[Provided entries]
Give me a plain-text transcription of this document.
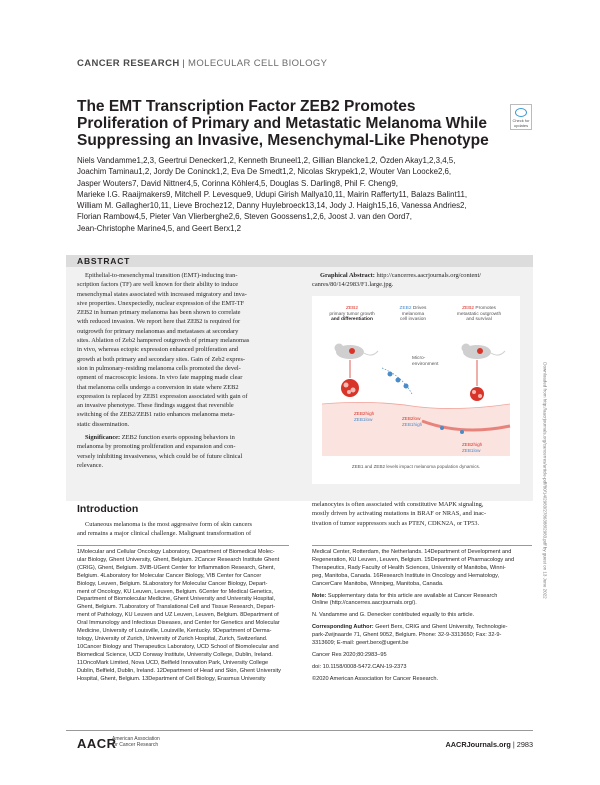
CANCER RESEARCH | MOLECULAR CELL BIOLOGY
The EMT Transcription Factor ZEB2 Promotes
Proliferation of Primary and Metastatic Melanoma While
Suppressing an Invasive, Mesenchymal-Like Phenotype
Check for
updates
Niels Vandamme1,2,3, Geertrui Denecker1,2, Kenneth Bruneel1,2, Gillian Blancke1,2, Özden Akay1,2,3,4,5,
Joachim Taminau1,2, Jordy De Coninck1,2, Eva De Smedt1,2, Nicolas Skrypek1,2, Wouter Van Loocke2,6,
Jasper Wouters7, David Nittner4,5, Corinna Köhler4,5, Douglas S. Darling8, Phil F. Cheng9,
Marieke I.G. Raaijmakers9, Mitchell P. Levesque9, Udupi Girish Mallya10,11, Mairin Rafferty11, Balazs Balint11,
William M. Gallagher10,11, Lieve Brochez12, Danny Huylebroeck13,14, Jody J. Haigh15,16, Vanessa Andries2,
Florian Rambow4,5, Pieter Van Vlierberghe2,6, Steven Goossens1,2,6, Joost J. van den Oord7,
Jean-Christophe Marine4,5, and Geert Berx1,2
ABSTRACT
Epithelial-to-mesenchymal transition (EMT)-inducing tran-
scription factors (TF) are well known for their ability to induce
mesenchymal states associated with increased migratory and inva-
sive properties. Unexpectedly, nuclear expression of the EMT-TF
ZEB2 in human primary melanoma has been shown to correlate
with reduced invasion. We report here that ZEB2 is required for
outgrowth for primary melanomas and metastases at secondary
sites. Ablation of Zeb2 hampered outgrowth of primary melanomas
in vivo, whereas ectopic expression enhanced proliferation and
growth at both primary and secondary sites. Gain of Zeb2 expres-
sion in pulmonary-residing melanoma cells promoted the devel-
opment of macroscopic lesions. In vivo fate mapping made clear
that melanoma cells undergo a conversion in state where ZEB2
expression is replaced by ZEB1 expression associated with gain of
an invasive phenotype. These findings suggest that reversible
switching of the ZEB2/ZEB1 ratio enhances melanoma meta-
static dissemination.
Significance: ZEB2 function exerts opposing behaviors in
melanoma by promoting proliferation and expansion and con-
versely inhibiting invasiveness, which could be of future clinical
relevance.
Graphical Abstract: http://cancerres.aacrjournals.org/content/
canres/80/14/2983/F1.large.jpg.
ZEB2
primary tumor growth
and differentiation
ZEB2 Drives
melanoma
cell invasion
ZEB2 Promotes
metastatic outgrowth
and survival
Micro-
environment
ZEB2high
ZEB1low	ZEB2low
ZEB1high
ZEB2high
ZEB1low
ZEB1 and ZEB2 levels impact melanoma population dynamics.
Introduction
Cutaneous melanoma is the most aggressive form of skin cancers
and remains a major clinical challenge. Malignant transformation of
melanocytes is often associated with constitutive MAPK signaling,
mostly driven by activating mutations in BRAF or NRAS, and inac-
tivation of tumor suppressors such as PTEN, CDKN2A, or TP53.
1Molecular and Cellular Oncology Laboratory, Department of Biomedical Molec-
ular Biology, Ghent University, Ghent, Belgium. 2Cancer Research Institute Ghent
(CRIG), Ghent, Belgium. 3VIB-UGent Center for Inflammation Research, Ghent,
Belgium. 4Laboratory for Molecular Cancer Biology, VIB Center for Cancer
Biology, Leuven, Belgium. 5Laboratory for Molecular Cancer Biology, Depart-
ment of Oncology, KU Leuven, Leuven, Belgium. 6Center for Medical Genetics,
Department of Biomolecular Medicine, Ghent University and University Hospital,
Ghent, Belgium. 7Laboratory of Translational Cell and Tissue Research, Depart-
ment of Pathology, KU Leuven and UZ Leuven, Leuven, Belgium. 8Department of
Oral Immunology and Infectious Diseases, and Center for Genetics and Molecular
Medicine, University of Louisville, Louisville, Kentucky. 9Department of Derma-
tology, University of Zurich, University of Zurich Hospital, Zurich, Switzerland.
10Cancer Biology and Therapeutics Laboratory, UCD School of Biomolecular and
Biomedical Science, UCD Conway Institute, University College, Dublin, Ireland.
11OncoMark Limited, Nova UCD, Belfield Innovation Park, University College
Dublin, Belfield, Dublin, Ireland. 12Department of Head and Skin, Ghent University
Hospital, Ghent, Belgium. 13Department of Cell Biology, Erasmus University
Medical Center, Rotterdam, the Netherlands. 14Department of Development and
Regeneration, KU Leuven, Leuven, Belgium. 15Department of Pharmacology and
Therapeutics, Rady Faculty of Health Sciences, University of Manitoba, Winni-
peg, Manitoba, Canada. 16Research Institute in Oncology and Hematology,
CancerCare Manitoba, Winnipeg, Manitoba, Canada.
Note: Supplementary data for this article are available at Cancer Research
Online (http://cancerres.aacrjournals.org/).
N. Vandamme and G. Denecker contributed equally to this article.
Corresponding Author: Geert Berx, CRIG and Ghent University, Technologie-
park-Zwijnaarde 71, Ghent 9052, Belgium. Phone: 32-9-3313650; Fax: 32-9-
3313609; E-mail: geert.berx@ugent.be
Cancer Res 2020;80:2983–95
doi: 10.1158/0008-5472.CAN-19-2373
©2020 American Association for Cancer Research.
Downloaded from http://aacrjournals.org/cancerres/article-pdf/80/14/2983/2786388/2983.pdf by guest on 13 June 2022
AACR
American Association
for Cancer Research	AACRJournals.org | 2983
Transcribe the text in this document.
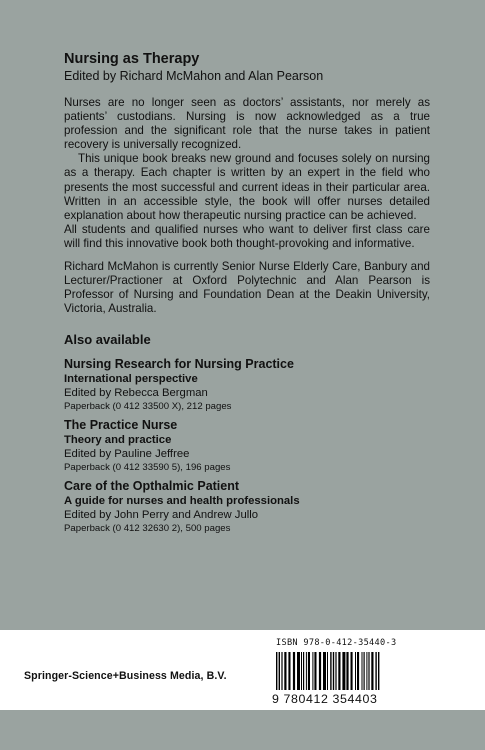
Nursing as Therapy

Edited by Richard McMahon and Alan Pearson

Nurses are no longer seen as doctors’ assistants, nor merely as patients’ custodians. Nursing is now acknowledged as a true profession and the significant role that the nurse takes in patient recovery is universally recognized.

This unique book breaks new ground and focuses solely on nursing as a therapy. Each chapter is written by an expert in the field who presents the most successful and current ideas in their particular area. Written in an accessible style, the book will offer nurses detailed explanation about how therapeutic nursing practice can be achieved.

All students and qualified nurses who want to deliver first class care will find this innovative book both thought-provoking and informative.

Richard McMahon is currently Senior Nurse Elderly Care, Banbury and Lecturer/Practioner at Oxford Polytechnic and Alan Pearson is Professor of Nursing and Foundation Dean at the Deakin University, Victoria, Australia.

Also available
Nursing Research for Nursing Practice
International perspective
Edited by Rebecca Bergman
Paperback (0 412 33500 X), 212 pages
The Practice Nurse
Theory and practice
Edited by Pauline Jeffree
Paperback (0 412 33590 5), 196 pages
Care of the Opthalmic Patient
A guide for nurses and health professionals
Edited by John Perry and Andrew Jullo
Paperback (0 412 32630 2), 500 pages
Springer-Science+Business Media, B.V.
ISBN 978-0-412-35440-3
9 780412 354403
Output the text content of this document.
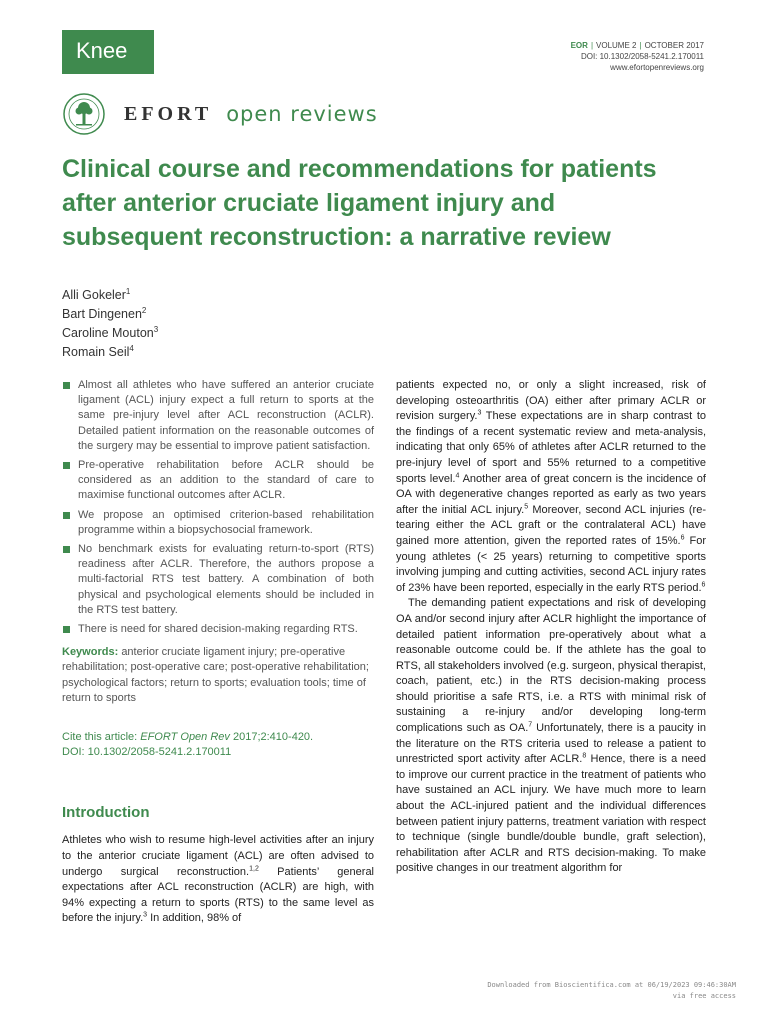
Knee	EOR | VOLUME 2 | OCTOBER 2017
DOI: 10.1302/2058-5241.2.170011
www.efortopenreviews.org
EFORT open reviews
Clinical course and recommendations for patients after anterior cruciate ligament injury and subsequent reconstruction: a narrative review
Alli Gokeler$^1$
Bart Dingenen$^2$
Caroline Mouton$^3$
Romain Seil$^4$
Almost all athletes who have suffered an anterior cruciate ligament (ACL) injury expect a full return to sports at the same pre-injury level after ACL reconstruction (ACLR). Detailed patient information on the reasonable outcomes of the surgery may be essential to improve patient satisfaction.
Pre-operative rehabilitation before ACLR should be considered as an addition to the standard of care to maximise functional outcomes after ACLR.
We propose an optimised criterion-based rehabilitation programme within a biopsychosocial framework.
No benchmark exists for evaluating return-to-sport (RTS) readiness after ACLR. Therefore, the authors propose a multi-factorial RTS test battery. A combination of both physical and psychological elements should be included in the RTS test battery.
There is need for shared decision-making regarding RTS.

Keywords: anterior cruciate ligament injury; pre-operative rehabilitation; post-operative care; post-operative rehabilitation; psychological factors; return to sports; evaluation tools; time of return to sports

Cite this article: EFORT Open Rev 2017;2:410-420.
DOI: 10.1302/2058-5241.2.170011
Introduction

Athletes who wish to resume high-level activities after an injury to the anterior cruciate ligament (ACL) are often advised to undergo surgical reconstruction.$^{1,2}$ Patients’ general expectations after ACL reconstruction (ACLR) are high, with 94% expecting a return to sports (RTS) to the same level as before the injury.$^3$ In addition, 98% of

patients expected no, or only a slight increased, risk of developing osteoarthritis (OA) either after primary ACLR or revision surgery.$^3$ These expectations are in sharp contrast to the findings of a recent systematic review and meta-analysis, indicating that only 65% of athletes after ACLR returned to the pre-injury level of sport and 55% returned to a competitive sports level.$^4$ Another area of great concern is the incidence of OA with degenerative changes reported as early as two years after the initial ACL injury.$^5$ Moreover, second ACL injuries (re-tearing either the ACL graft or the contralateral ACL) have gained more attention, given the reported rates of 15%.$^6$ For young athletes (< 25 years) returning to competitive sports involving jumping and cutting activities, second ACL injury rates of 23% have been reported, especially in the early RTS period.$^6$

The demanding patient expectations and risk of developing OA and/or second injury after ACLR highlight the importance of detailed patient information pre-operatively about what a reasonable outcome could be. If the athlete has the goal to RTS, all stakeholders involved (e.g. surgeon, physical therapist, coach, patient, etc.) in the RTS decision-making process should prioritise a safe RTS, i.e. a RTS with minimal risk of sustaining a re-injury and/or developing long-term complications such as OA.$^7$ Unfortunately, there is a paucity in the literature on the RTS criteria used to release a patient to unrestricted sport activity after ACLR.$^8$ Hence, there is a need to improve our current practice in the treatment of patients who have sustained an ACL injury. We have much more to learn about the ACL-injured patient and the individual differences between patient injury patterns, treatment variation with respect to technique (single bundle/double bundle, graft selection), rehabilitation after ACLR and RTS decision-making. To make positive changes in our treatment algorithm for

Downloaded from Bioscientifica.com at 06/19/2023 09:46:30AM
via free access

[Task prompt]
Which lines of the records above hold the word "cancerres"? Copy each one out.

[Output of the task]
Graphical Abstract: http://cancerres.aacrjournals.org/content/
Online (http://cancerres.aacrjournals.org/).
Downloaded from http://aacrjournals.org/cancerres/article-pdf/80/14/2983/2786388/2983.pdf by guest on 13 June 2022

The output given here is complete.